To do.
Restate the entries below word for word, omitting nothing.

Items.
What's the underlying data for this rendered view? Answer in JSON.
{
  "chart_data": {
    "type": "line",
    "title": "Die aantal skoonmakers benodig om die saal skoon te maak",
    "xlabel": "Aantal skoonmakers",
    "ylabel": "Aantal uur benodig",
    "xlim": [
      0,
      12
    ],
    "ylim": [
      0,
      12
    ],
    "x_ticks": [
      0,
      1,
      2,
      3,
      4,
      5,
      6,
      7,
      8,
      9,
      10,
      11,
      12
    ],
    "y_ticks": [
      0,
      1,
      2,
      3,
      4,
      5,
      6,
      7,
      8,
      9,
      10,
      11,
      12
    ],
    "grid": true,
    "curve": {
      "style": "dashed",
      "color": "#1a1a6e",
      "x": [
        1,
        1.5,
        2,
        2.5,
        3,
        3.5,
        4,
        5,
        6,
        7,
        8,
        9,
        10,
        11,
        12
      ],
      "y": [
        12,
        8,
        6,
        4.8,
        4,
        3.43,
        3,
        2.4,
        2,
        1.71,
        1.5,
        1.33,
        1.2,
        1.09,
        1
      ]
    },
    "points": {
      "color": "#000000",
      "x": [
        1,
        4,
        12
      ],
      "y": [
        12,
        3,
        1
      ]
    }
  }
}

Answer for the task.
What's the underlying data for this rendered view? Answer in JSON.
{
  "chart_data": {
    "type": "line",
    "title": "Die aantal skoonmakers benodig om die saal skoon te maak",
    "xlabel": "Aantal skoonmakers",
    "ylabel": "Aantal uur benodig",
    "xlim": [
      0,
      12
    ],
    "ylim": [
      0,
      12
    ],
    "x_ticks": [
      0,
      1,
      2,
      3,
      4,
      5,
      6,
      7,
      8,
      9,
      10,
      11,
      12
    ],
    "y_ticks": [
      0,
      1,
      2,
      3,
      4,
      5,
      6,
      7,
      8,
      9,
      10,
      11,
      12
    ],
    "grid": true,
    "curve": {
      "style": "dashed",
      "color": "#1a1a6e",
      "x": [
        1,
        1.5,
        2,
        2.5,
        3,
        3.5,
        4,
        5,
        6,
        7,
        8,
        9,
        10,
        11,
        12
      ],
      "y": [
        12,
        8,
        6,
        4.8,
        4,
        3.43,
        3,
        2.4,
        2,
        1.71,
        1.5,
        1.33,
        1.2,
        1.09,
        1
      ]
    },
    "points": {
      "color": "#000000",
      "x": [
        1,
        4,
        12
      ],
      "y": [
        12,
        3,
        1
      ]
    }
  }
}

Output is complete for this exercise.